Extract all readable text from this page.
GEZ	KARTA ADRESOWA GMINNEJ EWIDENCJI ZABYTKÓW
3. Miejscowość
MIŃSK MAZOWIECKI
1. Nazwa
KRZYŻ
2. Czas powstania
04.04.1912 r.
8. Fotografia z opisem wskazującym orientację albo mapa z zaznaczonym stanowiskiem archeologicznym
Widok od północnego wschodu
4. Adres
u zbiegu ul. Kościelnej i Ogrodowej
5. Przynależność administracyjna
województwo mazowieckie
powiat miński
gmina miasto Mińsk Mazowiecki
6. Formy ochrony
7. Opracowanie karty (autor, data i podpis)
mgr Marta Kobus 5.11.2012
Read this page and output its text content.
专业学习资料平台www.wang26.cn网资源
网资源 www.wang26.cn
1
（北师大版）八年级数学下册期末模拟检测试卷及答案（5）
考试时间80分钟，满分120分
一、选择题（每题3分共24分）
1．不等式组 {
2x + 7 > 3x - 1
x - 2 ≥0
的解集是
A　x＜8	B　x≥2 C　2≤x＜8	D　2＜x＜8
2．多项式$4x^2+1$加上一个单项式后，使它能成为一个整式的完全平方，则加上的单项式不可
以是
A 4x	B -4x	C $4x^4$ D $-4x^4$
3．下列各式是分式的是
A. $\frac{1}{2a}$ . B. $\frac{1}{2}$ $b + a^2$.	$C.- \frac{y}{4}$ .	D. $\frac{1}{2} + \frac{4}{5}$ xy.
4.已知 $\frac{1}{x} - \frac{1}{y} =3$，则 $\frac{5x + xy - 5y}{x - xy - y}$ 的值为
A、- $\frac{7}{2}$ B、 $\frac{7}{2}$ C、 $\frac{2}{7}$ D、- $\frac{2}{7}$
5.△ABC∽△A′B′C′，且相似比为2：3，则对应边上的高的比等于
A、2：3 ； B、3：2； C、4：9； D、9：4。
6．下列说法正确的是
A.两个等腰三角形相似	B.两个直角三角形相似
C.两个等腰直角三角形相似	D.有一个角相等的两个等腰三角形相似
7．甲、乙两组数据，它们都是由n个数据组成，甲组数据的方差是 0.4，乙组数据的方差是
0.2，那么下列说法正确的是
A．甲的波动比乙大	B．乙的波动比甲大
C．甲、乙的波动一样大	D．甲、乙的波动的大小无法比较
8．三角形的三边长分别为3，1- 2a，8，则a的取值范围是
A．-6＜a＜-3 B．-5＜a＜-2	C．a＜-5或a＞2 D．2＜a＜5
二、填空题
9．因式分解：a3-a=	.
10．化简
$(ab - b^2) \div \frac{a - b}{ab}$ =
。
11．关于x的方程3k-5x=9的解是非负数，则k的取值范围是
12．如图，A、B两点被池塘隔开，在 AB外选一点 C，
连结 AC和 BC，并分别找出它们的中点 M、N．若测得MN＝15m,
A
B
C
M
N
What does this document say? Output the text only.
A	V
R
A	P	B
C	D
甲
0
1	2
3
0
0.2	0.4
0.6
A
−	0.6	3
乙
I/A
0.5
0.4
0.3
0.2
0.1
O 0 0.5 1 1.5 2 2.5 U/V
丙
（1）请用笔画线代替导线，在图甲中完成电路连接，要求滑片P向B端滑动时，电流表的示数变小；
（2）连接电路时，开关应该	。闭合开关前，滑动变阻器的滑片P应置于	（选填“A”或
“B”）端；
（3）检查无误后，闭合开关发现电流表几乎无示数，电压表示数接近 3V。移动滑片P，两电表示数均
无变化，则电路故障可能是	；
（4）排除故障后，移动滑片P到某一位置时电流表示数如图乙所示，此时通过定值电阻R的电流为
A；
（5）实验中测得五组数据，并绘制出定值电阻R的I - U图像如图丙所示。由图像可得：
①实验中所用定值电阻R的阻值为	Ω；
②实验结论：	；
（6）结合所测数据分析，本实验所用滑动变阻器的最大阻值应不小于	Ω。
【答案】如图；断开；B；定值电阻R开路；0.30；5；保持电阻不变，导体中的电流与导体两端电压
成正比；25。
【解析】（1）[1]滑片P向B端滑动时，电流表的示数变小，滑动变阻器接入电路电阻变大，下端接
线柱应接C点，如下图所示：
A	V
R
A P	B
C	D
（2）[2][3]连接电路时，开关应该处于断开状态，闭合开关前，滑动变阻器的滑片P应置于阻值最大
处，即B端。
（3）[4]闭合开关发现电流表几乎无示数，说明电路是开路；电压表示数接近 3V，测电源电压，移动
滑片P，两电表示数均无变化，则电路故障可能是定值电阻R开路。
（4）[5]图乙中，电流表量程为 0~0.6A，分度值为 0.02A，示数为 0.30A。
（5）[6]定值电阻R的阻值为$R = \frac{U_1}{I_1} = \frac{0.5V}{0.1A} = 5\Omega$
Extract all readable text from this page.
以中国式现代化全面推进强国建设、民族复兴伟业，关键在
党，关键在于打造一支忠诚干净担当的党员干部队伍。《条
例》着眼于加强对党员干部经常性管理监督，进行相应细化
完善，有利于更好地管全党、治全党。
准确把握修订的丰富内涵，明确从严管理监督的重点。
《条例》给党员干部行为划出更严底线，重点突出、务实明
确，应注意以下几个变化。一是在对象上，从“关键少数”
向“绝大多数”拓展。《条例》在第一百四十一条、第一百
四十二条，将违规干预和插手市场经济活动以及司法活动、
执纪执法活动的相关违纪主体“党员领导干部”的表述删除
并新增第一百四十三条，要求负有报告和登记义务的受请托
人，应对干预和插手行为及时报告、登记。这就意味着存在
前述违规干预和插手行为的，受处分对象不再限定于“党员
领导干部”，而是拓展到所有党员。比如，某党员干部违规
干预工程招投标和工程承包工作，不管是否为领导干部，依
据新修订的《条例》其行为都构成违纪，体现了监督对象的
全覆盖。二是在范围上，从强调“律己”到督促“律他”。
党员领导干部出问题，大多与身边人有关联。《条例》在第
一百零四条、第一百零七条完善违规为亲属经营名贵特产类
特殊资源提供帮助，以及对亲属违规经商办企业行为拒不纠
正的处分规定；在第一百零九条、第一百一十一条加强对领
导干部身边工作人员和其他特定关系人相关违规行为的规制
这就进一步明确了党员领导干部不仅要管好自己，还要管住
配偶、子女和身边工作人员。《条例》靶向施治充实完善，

# PROBLEM TO SOLVE:
Extract each line from the listing above, please, and repeat it exactly.

# RESULT OF THIS EXERCISE:
Extract all readable text from this page.
GEZ	KARTA ADRESOWA GMINNEJ EWIDENCJI ZABYTKÓW
3. Miejscowość
MIŃSK MAZOWIECKI
1. Nazwa
KRZYŻ
2. Czas powstania
04.04.1912 r.
8. Fotografia z opisem wskazującym orientację albo mapa z zaznaczonym stanowiskiem archeologicznym
Widok od północnego wschodu
4. Adres
u zbiegu ul. Kościelnej i Ogrodowej
5. Przynależność administracyjna
województwo mazowieckie
powiat miński
gmina miasto Mińsk Mazowiecki
6. Formy ochrony
7. Opracowanie karty (autor, data i podpis)
mgr Marta Kobus 5.11.2012
Read this page and output its text content.
专业学习资料平台www.wang26.cn网资源
网资源 www.wang26.cn
1
（北师大版）八年级数学下册期末模拟检测试卷及答案（5）
考试时间80分钟，满分120分
一、选择题（每题3分共24分）
1．不等式组 {
2x + 7 > 3x - 1
x - 2 ≥0
的解集是
A　x＜8	B　x≥2 C　2≤x＜8	D　2＜x＜8
2．多项式$4x^2+1$加上一个单项式后，使它能成为一个整式的完全平方，则加上的单项式不可
以是
A 4x	B -4x	C $4x^4$ D $-4x^4$
3．下列各式是分式的是
A. $\frac{1}{2a}$ . B. $\frac{1}{2}$ $b + a^2$.	$C.- \frac{y}{4}$ .	D. $\frac{1}{2} + \frac{4}{5}$ xy.
4.已知 $\frac{1}{x} - \frac{1}{y} =3$，则 $\frac{5x + xy - 5y}{x - xy - y}$ 的值为
A、- $\frac{7}{2}$ B、 $\frac{7}{2}$ C、 $\frac{2}{7}$ D、- $\frac{2}{7}$
5.△ABC∽△A′B′C′，且相似比为2：3，则对应边上的高的比等于
A、2：3 ； B、3：2； C、4：9； D、9：4。
6．下列说法正确的是
A.两个等腰三角形相似	B.两个直角三角形相似
C.两个等腰直角三角形相似	D.有一个角相等的两个等腰三角形相似
7．甲、乙两组数据，它们都是由n个数据组成，甲组数据的方差是 0.4，乙组数据的方差是
0.2，那么下列说法正确的是
A．甲的波动比乙大	B．乙的波动比甲大
C．甲、乙的波动一样大	D．甲、乙的波动的大小无法比较
8．三角形的三边长分别为3，1- 2a，8，则a的取值范围是
A．-6＜a＜-3 B．-5＜a＜-2	C．a＜-5或a＞2 D．2＜a＜5
二、填空题
9．因式分解：a3-a=	.
10．化简
$(ab - b^2) \div \frac{a - b}{ab}$ =
。
11．关于x的方程3k-5x=9的解是非负数，则k的取值范围是
12．如图，A、B两点被池塘隔开，在 AB外选一点 C，
连结 AC和 BC，并分别找出它们的中点 M、N．若测得MN＝15m,
A
B
C
M
N
What does this document say? Output the text only.
A	V
R
A	P	B
C	D
甲
0
1	2
3
0
0.2	0.4
0.6
A
−	0.6	3
乙
I/A
0.5
0.4
0.3
0.2
0.1
O 0 0.5 1 1.5 2 2.5 U/V
丙
（1）请用笔画线代替导线，在图甲中完成电路连接，要求滑片P向B端滑动时，电流表的示数变小；
（2）连接电路时，开关应该	。闭合开关前，滑动变阻器的滑片P应置于	（选填“A”或
“B”）端；
（3）检查无误后，闭合开关发现电流表几乎无示数，电压表示数接近 3V。移动滑片P，两电表示数均
无变化，则电路故障可能是	；
（4）排除故障后，移动滑片P到某一位置时电流表示数如图乙所示，此时通过定值电阻R的电流为
A；
（5）实验中测得五组数据，并绘制出定值电阻R的I - U图像如图丙所示。由图像可得：
①实验中所用定值电阻R的阻值为	Ω；
②实验结论：	；
（6）结合所测数据分析，本实验所用滑动变阻器的最大阻值应不小于	Ω。
【答案】如图；断开；B；定值电阻R开路；0.30；5；保持电阻不变，导体中的电流与导体两端电压
成正比；25。
【解析】（1）[1]滑片P向B端滑动时，电流表的示数变小，滑动变阻器接入电路电阻变大，下端接
线柱应接C点，如下图所示：
A	V
R
A P	B
C	D
（2）[2][3]连接电路时，开关应该处于断开状态，闭合开关前，滑动变阻器的滑片P应置于阻值最大
处，即B端。
（3）[4]闭合开关发现电流表几乎无示数，说明电路是开路；电压表示数接近 3V，测电源电压，移动
滑片P，两电表示数均无变化，则电路故障可能是定值电阻R开路。
（4）[5]图乙中，电流表量程为 0~0.6A，分度值为 0.02A，示数为 0.30A。
（5）[6]定值电阻R的阻值为$R = \frac{U_1}{I_1} = \frac{0.5V}{0.1A} = 5\Omega$
Extract all readable text from this page.
以中国式现代化全面推进强国建设、民族复兴伟业，关键在
党，关键在于打造一支忠诚干净担当的党员干部队伍。《条
例》着眼于加强对党员干部经常性管理监督，进行相应细化
完善，有利于更好地管全党、治全党。
准确把握修订的丰富内涵，明确从严管理监督的重点。
《条例》给党员干部行为划出更严底线，重点突出、务实明
确，应注意以下几个变化。一是在对象上，从“关键少数”
向“绝大多数”拓展。《条例》在第一百四十一条、第一百
四十二条，将违规干预和插手市场经济活动以及司法活动、
执纪执法活动的相关违纪主体“党员领导干部”的表述删除
并新增第一百四十三条，要求负有报告和登记义务的受请托
人，应对干预和插手行为及时报告、登记。这就意味着存在
前述违规干预和插手行为的，受处分对象不再限定于“党员
领导干部”，而是拓展到所有党员。比如，某党员干部违规
干预工程招投标和工程承包工作，不管是否为领导干部，依
据新修订的《条例》其行为都构成违纪，体现了监督对象的
全覆盖。二是在范围上，从强调“律己”到督促“律他”。
党员领导干部出问题，大多与身边人有关联。《条例》在第
一百零四条、第一百零七条完善违规为亲属经营名贵特产类
特殊资源提供帮助，以及对亲属违规经商办企业行为拒不纠
正的处分规定；在第一百零九条、第一百一十一条加强对领
导干部身边工作人员和其他特定关系人相关违规行为的规制
这就进一步明确了党员领导干部不仅要管好自己，还要管住
配偶、子女和身边工作人员。《条例》靶向施治充实完善，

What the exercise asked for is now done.